■ Given exercise: Report only the number of lines in this material that include the string "selecting".
# start of Information supplied
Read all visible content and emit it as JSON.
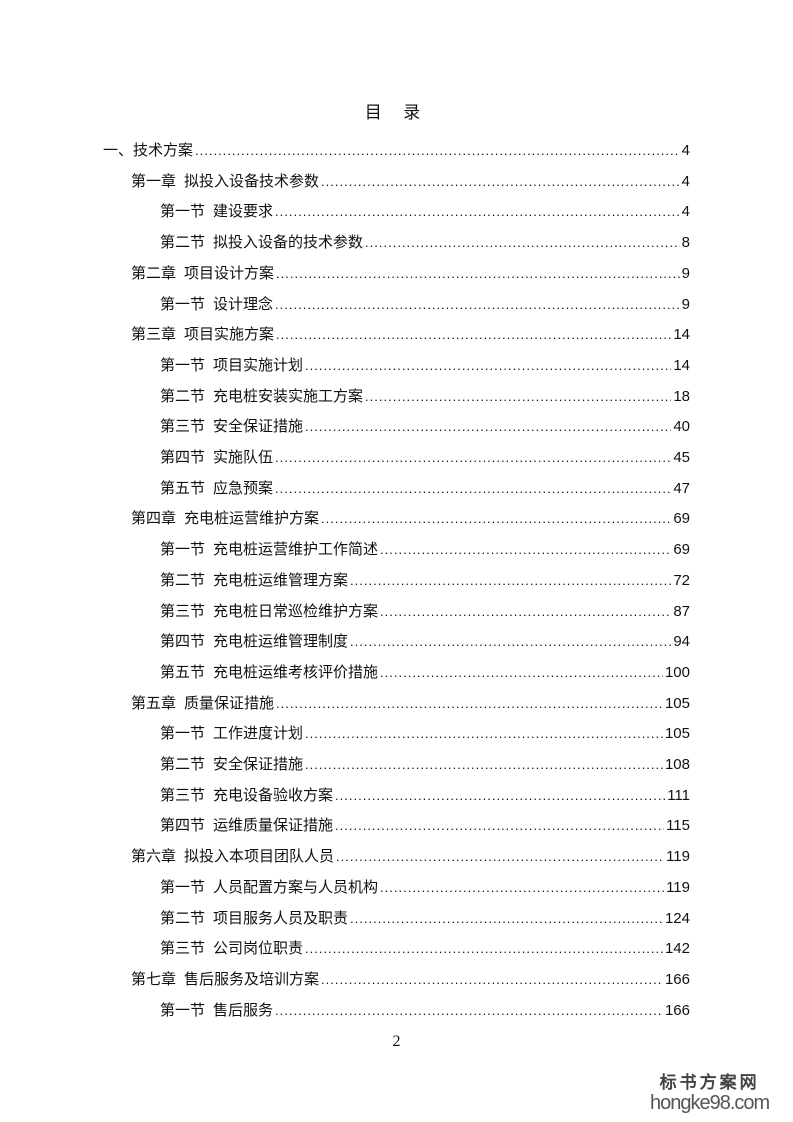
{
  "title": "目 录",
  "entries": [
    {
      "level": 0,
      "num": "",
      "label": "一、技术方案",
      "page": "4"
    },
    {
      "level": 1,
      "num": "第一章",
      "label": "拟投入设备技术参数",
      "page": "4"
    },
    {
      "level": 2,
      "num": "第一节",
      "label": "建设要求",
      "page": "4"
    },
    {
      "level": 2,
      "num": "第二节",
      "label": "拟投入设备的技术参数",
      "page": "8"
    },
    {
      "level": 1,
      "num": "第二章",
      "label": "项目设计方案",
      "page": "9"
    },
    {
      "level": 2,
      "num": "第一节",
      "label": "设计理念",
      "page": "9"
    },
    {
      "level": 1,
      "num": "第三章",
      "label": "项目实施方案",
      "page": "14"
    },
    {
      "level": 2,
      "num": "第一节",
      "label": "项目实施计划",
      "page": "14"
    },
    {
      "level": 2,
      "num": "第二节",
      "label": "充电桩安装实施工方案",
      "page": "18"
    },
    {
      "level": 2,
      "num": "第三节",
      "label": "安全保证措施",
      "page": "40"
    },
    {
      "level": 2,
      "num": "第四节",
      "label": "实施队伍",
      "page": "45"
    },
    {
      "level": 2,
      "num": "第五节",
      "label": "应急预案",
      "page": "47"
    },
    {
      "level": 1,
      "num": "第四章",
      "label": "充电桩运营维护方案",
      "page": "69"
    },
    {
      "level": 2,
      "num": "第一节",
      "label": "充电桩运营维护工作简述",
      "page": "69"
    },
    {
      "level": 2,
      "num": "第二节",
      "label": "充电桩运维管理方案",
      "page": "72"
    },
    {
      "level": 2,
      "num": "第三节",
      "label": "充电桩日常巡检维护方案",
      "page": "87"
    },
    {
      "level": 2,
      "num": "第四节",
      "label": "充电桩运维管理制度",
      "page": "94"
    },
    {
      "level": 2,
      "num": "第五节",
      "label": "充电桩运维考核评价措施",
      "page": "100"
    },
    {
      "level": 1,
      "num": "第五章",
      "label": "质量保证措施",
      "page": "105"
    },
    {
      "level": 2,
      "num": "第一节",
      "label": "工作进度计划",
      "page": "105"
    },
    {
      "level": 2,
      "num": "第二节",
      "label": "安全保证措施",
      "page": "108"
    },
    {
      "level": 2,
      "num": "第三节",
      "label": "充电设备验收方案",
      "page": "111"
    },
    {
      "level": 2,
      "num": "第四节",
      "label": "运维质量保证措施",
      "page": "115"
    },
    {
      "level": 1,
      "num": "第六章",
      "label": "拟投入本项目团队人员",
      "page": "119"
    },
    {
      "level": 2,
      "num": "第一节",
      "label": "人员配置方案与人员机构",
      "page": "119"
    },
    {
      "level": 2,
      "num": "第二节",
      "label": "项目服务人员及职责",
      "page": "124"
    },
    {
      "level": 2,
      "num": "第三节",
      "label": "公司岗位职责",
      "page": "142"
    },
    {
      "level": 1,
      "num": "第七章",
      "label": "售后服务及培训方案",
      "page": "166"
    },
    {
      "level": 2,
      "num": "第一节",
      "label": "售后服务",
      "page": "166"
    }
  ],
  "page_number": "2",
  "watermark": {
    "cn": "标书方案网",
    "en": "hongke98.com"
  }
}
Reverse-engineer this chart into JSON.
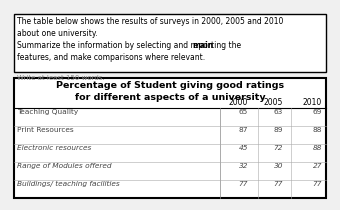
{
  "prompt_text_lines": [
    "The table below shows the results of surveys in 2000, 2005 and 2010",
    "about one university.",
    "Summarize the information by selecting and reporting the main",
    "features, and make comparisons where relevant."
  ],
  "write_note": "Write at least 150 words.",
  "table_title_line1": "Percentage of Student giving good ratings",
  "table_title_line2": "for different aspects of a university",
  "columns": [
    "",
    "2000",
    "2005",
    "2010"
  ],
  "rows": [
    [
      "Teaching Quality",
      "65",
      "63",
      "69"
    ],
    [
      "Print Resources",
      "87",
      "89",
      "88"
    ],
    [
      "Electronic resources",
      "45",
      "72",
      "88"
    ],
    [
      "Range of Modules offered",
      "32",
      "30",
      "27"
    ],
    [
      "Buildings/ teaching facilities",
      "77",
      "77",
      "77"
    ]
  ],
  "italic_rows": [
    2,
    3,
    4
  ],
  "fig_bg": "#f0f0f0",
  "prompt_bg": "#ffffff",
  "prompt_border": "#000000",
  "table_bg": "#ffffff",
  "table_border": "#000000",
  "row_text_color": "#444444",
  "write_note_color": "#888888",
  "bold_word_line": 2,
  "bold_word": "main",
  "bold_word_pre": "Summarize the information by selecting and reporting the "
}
# end of Information supplied
■ Solution: 2